**FRAGMENTO DEL DOCUMENTO:**
----------------

Ahora únicamente se necesita un grupito de “artistas del mouse” para crear hasta lo inimaginado, sólo que con una perfección tal que ella misma evidencia el artificio, y como sabemos, el poder del cine en buena medida está en la ilusión, en ocultar el truco, por eso ver la lozanía del circo romano de Gladiador, produce el mismo extrañamiento ocasionado por las back proyections (el fondo proyectado del recorrido de un carro es el ejemplo más común) de ese cine que se hacía completamente en estudios y que le huía a los exteriores. Paradójicamente, entonces, el espectador nota la misma deficiencia, en términos del realismo visual que siempre quiere ver en el cine, tanto en la precariedad del truco de los fondos proyectados de hace unas décadas como en la perfección extrema de la imagen digital del cine actual.

----------------

(Listados de ubicación de elementos)
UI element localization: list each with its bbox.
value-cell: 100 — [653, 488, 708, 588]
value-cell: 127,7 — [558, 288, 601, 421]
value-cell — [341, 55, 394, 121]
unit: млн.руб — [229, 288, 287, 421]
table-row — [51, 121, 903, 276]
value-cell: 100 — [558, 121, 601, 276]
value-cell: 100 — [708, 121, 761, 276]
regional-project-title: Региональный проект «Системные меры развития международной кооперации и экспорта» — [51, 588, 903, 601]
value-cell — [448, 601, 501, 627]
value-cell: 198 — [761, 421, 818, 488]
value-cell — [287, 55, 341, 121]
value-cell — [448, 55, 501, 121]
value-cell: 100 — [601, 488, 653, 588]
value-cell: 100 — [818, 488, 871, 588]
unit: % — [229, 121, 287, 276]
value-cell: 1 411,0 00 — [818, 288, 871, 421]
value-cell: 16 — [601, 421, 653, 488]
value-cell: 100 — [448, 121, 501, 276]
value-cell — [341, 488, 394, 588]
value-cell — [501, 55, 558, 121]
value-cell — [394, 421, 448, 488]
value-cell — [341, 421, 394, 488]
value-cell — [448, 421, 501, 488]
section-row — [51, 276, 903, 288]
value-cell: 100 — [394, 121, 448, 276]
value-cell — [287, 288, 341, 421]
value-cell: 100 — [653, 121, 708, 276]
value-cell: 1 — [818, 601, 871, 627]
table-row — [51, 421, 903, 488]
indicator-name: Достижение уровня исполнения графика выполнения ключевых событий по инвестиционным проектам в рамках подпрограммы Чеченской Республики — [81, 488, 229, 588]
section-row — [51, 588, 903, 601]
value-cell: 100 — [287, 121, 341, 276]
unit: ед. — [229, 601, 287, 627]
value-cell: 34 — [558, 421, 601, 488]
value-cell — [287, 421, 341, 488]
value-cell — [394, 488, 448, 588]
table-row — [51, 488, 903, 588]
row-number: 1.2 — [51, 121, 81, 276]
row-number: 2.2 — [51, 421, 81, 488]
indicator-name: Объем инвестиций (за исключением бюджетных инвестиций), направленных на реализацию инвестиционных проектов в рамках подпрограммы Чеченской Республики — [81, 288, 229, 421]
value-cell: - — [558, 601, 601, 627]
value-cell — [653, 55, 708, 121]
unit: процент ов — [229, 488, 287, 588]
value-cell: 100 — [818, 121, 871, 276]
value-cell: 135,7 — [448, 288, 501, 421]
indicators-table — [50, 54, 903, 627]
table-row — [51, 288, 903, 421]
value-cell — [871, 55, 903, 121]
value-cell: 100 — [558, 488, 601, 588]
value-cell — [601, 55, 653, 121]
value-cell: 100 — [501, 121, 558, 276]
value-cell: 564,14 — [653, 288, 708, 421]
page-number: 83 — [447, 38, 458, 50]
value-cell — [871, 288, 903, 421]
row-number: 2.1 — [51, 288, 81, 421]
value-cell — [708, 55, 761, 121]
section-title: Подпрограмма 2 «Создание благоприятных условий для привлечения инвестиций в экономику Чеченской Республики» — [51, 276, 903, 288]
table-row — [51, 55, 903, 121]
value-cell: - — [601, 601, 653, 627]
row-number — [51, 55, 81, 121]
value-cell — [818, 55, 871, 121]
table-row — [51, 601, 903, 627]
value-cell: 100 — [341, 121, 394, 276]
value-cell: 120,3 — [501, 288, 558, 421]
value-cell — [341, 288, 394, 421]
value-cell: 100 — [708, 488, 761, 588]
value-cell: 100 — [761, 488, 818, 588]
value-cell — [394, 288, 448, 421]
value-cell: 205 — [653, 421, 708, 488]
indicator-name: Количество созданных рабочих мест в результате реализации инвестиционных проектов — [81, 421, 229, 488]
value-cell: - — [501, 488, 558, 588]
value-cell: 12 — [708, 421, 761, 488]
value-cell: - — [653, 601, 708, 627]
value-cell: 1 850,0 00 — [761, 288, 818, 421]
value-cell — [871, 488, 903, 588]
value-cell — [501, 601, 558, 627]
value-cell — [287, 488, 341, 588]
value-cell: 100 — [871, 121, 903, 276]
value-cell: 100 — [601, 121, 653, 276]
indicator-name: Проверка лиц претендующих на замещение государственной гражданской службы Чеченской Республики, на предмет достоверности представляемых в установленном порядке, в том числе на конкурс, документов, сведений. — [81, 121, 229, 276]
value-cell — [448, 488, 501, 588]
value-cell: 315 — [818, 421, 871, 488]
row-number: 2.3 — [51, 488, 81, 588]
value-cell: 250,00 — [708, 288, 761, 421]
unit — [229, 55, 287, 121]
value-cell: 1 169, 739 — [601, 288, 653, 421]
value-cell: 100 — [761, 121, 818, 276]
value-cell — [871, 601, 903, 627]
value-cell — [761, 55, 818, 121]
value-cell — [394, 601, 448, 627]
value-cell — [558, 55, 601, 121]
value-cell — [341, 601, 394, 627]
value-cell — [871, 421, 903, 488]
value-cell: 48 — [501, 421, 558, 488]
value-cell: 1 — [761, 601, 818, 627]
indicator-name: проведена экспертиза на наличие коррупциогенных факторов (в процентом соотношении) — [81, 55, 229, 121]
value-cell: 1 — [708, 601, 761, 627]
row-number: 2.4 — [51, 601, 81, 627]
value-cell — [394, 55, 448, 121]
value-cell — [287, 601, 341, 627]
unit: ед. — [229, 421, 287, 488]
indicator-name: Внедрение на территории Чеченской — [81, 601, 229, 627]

----------------

**QUÉ HAY QUE HACER:**
1. En el fragmento sobre el cine, ¿cuál es el ejemplo más común de fondo proyectado?
2. Convierte en una tabla Markdown el tramo de las entradas desde el principio hasta la línea que contiene "value-cell: 100 — [818, 488, 871, 588]", con las columnas «N.º» (número de fila) y «Línea», omitiendo las líneas en blanco.

**RESPUESTAS:**
1. El recorrido de un carro.

2.
| N.º | Línea |
|---|---|
| 1 | UI element localization: list each with its bbox. |
| 2 | value-cell: 100 — [653, 488, 708, 588] |
| 3 | value-cell: 127,7 — [558, 288, 601, 421] |
| 4 | value-cell — [341, 55, 394, 121] |
| 5 | unit: млн.руб — [229, 288, 287, 421] |
| 6 | table-row — [51, 121, 903, 276] |
| 7 | value-cell: 100 — [558, 121, 601, 276] |
| 8 | value-cell: 100 — [708, 121, 761, 276] |
| 9 | regional-project-title: Региональный проект «Системные меры развития международной кооперации и экспорта» — [51, 588, 903, 601] |
| 10 | value-cell — [448, 601, 501, 627] |
| 11 | value-cell: 198 — [761, 421, 818, 488] |
| 12 | value-cell — [287, 55, 341, 121] |
| 13 | value-cell — [448, 55, 501, 121] |
| 14 | value-cell: 100 — [601, 488, 653, 588] |
| 15 | value-cell: 100 — [818, 488, 871, 588] |